──────── Records supplied

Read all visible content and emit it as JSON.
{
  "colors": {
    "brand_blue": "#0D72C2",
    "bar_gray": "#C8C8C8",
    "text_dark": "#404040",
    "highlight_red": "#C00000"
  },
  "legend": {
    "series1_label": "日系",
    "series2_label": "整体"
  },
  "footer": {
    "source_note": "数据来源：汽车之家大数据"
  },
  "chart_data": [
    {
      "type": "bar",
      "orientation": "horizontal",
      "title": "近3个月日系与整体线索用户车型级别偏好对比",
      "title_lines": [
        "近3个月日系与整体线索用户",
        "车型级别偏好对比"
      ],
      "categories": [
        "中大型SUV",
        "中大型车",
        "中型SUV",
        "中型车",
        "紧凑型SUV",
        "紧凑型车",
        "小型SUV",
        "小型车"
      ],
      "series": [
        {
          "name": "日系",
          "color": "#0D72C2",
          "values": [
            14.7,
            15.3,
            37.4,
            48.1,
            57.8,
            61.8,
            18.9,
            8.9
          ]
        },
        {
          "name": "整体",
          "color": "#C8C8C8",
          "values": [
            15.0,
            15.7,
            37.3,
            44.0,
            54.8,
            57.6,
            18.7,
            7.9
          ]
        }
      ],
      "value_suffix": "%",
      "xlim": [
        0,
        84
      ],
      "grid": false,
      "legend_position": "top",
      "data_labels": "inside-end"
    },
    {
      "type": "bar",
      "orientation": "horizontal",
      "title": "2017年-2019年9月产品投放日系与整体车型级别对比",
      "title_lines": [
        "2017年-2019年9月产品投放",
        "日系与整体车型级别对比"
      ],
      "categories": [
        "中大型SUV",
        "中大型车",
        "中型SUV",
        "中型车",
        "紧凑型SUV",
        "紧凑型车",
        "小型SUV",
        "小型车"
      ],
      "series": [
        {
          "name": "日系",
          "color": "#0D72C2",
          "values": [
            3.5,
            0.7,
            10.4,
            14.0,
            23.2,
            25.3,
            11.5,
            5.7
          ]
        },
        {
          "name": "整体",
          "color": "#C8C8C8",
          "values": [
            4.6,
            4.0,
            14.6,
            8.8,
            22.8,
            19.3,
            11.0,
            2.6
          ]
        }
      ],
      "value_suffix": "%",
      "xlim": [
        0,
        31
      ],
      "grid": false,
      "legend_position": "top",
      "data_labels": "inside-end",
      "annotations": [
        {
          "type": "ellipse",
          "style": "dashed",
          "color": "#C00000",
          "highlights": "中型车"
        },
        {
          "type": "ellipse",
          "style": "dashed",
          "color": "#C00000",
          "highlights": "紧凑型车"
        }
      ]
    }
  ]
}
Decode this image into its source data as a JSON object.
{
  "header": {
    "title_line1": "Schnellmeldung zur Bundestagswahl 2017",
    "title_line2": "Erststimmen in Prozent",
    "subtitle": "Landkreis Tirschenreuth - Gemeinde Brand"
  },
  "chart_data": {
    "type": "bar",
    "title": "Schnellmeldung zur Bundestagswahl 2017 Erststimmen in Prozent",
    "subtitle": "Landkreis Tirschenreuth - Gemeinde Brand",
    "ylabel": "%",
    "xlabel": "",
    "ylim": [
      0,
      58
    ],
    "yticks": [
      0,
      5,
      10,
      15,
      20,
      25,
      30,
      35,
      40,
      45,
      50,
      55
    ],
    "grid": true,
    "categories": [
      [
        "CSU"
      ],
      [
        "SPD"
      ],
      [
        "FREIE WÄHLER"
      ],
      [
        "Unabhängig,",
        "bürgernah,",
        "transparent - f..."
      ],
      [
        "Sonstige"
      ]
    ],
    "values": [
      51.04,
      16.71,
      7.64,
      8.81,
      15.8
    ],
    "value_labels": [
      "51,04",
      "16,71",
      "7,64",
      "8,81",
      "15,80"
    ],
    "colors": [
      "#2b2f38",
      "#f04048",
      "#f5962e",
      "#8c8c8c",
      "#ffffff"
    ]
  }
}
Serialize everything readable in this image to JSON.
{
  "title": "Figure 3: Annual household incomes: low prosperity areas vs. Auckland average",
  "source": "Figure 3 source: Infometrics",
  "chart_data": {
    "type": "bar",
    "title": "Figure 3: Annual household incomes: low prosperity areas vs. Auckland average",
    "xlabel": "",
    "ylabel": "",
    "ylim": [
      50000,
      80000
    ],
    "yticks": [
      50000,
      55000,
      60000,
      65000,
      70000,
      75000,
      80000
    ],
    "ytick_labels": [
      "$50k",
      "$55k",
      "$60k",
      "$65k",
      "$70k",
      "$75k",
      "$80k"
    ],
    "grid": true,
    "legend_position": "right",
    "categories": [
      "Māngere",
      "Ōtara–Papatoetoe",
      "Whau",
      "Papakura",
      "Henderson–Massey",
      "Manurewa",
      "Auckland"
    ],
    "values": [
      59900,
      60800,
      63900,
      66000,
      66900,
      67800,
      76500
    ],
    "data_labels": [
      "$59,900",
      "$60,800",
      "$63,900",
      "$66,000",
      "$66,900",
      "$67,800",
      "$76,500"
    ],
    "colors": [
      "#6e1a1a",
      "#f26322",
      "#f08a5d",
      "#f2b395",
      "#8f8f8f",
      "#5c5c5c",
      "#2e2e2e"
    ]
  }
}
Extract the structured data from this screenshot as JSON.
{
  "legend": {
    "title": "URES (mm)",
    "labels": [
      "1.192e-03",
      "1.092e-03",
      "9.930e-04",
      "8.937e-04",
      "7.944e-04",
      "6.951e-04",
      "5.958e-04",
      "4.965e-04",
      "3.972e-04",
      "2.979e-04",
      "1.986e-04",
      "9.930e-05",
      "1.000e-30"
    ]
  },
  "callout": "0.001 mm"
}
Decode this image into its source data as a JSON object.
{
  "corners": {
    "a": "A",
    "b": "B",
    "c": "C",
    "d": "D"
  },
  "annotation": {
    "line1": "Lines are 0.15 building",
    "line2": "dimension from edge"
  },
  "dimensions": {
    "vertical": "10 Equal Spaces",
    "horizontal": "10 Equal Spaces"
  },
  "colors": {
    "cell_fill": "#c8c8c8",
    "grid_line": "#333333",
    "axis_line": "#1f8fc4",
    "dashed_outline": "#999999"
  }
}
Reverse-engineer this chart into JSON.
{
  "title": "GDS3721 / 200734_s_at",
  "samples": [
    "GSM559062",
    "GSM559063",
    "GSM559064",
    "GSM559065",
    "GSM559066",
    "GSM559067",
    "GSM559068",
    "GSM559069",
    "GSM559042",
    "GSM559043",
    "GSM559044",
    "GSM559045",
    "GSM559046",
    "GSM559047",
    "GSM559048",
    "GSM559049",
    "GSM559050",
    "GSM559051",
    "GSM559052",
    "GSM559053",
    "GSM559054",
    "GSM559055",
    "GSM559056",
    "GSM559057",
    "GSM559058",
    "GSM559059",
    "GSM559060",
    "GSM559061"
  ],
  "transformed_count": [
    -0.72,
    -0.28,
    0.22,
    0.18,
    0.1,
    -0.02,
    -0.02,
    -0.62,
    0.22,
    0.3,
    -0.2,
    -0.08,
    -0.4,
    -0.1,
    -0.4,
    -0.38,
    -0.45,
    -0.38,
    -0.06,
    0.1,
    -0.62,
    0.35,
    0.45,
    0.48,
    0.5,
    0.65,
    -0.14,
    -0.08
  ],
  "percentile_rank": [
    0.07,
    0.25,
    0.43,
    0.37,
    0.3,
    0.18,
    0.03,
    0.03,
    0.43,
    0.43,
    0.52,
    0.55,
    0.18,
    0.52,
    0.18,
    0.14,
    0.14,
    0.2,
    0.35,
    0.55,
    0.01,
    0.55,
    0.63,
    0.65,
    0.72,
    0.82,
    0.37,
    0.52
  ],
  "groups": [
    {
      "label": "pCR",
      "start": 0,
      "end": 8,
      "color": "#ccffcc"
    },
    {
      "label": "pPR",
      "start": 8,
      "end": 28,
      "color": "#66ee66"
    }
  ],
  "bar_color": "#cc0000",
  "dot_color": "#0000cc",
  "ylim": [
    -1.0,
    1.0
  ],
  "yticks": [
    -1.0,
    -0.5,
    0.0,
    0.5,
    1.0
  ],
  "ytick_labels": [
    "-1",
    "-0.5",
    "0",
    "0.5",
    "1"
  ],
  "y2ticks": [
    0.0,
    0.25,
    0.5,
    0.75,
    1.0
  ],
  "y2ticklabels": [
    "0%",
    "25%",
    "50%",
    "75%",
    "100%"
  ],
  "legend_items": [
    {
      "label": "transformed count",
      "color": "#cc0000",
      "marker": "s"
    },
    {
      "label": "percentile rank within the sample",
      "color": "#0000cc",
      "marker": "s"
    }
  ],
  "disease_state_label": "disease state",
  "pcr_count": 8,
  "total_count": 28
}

────────────────

* **What the task asks**
Look through the entries and find each line that has the string "Figure". Copy those lines.

* **Written solution**
  "title": "Figure 3: Annual household incomes: low prosperity areas vs. Auckland average",
  "source": "Figure 3 source: Infometrics",
    "title": "Figure 3: Annual household incomes: low prosperity areas vs. Auckland average",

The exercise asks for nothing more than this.